• **PROVIDED INFORMATION**
----------

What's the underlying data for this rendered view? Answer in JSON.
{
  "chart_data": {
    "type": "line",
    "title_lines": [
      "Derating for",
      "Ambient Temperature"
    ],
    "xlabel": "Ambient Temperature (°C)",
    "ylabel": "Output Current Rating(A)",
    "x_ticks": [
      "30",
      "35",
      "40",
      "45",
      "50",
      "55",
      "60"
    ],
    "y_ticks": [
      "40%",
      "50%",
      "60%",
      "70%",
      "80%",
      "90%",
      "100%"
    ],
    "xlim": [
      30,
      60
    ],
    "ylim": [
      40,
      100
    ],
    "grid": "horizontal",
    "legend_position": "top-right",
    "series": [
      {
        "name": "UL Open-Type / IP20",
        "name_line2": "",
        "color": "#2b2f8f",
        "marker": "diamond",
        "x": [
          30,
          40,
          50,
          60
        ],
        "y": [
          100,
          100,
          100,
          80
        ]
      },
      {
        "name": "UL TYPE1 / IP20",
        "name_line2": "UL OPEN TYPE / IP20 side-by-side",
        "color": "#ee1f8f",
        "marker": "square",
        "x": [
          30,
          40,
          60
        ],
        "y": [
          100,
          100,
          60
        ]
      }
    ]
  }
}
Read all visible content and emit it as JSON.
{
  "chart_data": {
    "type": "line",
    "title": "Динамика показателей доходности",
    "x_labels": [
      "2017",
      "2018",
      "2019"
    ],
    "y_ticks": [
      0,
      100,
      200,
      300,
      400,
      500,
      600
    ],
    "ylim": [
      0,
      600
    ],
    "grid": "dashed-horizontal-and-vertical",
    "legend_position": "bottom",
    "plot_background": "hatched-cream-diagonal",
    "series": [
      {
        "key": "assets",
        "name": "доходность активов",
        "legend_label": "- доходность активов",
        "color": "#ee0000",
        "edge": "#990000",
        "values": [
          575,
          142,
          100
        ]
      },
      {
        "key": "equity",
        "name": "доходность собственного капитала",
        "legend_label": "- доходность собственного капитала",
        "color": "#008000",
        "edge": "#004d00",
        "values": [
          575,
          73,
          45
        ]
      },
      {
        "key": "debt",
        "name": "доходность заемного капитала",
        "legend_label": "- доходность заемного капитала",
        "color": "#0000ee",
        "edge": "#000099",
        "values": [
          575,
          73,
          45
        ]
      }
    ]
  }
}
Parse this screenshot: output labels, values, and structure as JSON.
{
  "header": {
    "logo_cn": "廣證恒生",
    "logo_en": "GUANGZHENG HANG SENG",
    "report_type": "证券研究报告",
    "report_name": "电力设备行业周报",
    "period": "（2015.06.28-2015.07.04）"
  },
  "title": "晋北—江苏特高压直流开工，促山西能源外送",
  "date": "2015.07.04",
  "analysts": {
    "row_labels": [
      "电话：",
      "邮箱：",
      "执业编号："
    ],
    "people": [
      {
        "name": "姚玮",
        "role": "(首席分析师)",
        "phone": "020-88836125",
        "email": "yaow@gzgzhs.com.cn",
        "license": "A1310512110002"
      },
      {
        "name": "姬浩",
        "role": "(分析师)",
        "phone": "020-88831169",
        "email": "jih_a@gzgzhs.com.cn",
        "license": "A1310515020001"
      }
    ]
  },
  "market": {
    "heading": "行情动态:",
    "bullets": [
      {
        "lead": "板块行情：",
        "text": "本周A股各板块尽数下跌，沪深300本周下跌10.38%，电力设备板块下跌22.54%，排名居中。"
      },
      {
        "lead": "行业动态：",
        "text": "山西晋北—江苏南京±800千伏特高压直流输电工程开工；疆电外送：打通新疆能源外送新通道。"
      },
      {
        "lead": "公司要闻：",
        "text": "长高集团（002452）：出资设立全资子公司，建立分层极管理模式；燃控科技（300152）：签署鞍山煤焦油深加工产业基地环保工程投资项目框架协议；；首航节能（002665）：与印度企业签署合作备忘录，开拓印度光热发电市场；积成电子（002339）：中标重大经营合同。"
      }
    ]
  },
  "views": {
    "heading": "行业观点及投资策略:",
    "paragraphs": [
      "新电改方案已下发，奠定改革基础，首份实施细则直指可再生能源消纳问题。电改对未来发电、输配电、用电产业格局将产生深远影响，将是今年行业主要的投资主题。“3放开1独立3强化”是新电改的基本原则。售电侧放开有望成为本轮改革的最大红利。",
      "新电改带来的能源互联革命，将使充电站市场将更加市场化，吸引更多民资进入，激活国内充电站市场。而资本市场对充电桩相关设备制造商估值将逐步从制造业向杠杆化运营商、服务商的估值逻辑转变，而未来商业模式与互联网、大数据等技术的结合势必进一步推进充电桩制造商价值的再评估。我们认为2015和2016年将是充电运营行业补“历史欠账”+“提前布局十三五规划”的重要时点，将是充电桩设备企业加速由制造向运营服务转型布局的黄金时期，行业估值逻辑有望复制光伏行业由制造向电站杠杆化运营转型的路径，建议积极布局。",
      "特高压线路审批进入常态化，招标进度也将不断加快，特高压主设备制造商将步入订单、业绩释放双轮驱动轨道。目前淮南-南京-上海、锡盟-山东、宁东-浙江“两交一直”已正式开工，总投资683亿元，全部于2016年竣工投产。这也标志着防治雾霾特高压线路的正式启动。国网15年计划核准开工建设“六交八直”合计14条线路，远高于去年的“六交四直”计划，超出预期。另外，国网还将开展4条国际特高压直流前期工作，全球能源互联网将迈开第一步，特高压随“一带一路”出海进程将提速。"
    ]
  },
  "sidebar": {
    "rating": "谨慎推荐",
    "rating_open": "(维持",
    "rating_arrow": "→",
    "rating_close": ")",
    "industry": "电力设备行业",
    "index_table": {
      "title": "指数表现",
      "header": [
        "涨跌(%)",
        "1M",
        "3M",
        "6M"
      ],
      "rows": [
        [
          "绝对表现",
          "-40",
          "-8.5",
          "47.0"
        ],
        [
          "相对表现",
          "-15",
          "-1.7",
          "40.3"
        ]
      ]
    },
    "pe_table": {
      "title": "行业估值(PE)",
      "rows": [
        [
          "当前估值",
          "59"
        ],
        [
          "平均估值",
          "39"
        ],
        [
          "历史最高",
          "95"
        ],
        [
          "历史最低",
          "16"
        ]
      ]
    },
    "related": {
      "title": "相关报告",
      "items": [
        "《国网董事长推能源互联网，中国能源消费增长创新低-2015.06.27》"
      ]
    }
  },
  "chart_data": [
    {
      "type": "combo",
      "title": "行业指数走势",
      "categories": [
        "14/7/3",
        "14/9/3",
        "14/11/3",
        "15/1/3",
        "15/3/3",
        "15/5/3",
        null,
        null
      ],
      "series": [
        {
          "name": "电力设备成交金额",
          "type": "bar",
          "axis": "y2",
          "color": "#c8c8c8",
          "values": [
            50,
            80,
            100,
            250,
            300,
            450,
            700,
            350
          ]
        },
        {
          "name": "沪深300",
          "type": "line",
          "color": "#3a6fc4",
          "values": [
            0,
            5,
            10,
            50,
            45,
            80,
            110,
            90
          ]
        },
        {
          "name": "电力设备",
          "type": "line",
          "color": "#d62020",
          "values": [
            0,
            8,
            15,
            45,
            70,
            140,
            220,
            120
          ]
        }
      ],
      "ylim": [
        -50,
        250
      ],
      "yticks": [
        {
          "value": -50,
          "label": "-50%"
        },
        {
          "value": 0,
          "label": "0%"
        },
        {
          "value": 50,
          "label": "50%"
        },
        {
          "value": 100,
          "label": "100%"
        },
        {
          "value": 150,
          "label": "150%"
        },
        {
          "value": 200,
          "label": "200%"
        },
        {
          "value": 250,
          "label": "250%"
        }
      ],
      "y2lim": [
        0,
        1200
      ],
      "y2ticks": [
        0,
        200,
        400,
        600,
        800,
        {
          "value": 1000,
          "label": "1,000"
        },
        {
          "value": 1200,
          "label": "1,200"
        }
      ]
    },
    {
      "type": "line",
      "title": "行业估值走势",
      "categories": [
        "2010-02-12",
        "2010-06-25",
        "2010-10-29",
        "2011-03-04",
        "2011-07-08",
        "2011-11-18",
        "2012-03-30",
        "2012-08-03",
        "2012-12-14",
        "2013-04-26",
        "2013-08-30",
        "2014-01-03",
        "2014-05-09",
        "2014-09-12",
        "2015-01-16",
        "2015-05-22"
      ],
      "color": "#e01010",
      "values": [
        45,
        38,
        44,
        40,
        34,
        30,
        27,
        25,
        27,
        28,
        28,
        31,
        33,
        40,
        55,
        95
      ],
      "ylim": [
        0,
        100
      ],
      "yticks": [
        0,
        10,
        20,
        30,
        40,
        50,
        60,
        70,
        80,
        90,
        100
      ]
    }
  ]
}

----------

• **TASK OBJECTIVE**
Write out every line of the listing that holds the word "gzgzhs".

• **TASK SOLUTION**
        "email": "yaow@gzgzhs.com.cn",
        "email": "jih_a@gzgzhs.com.cn",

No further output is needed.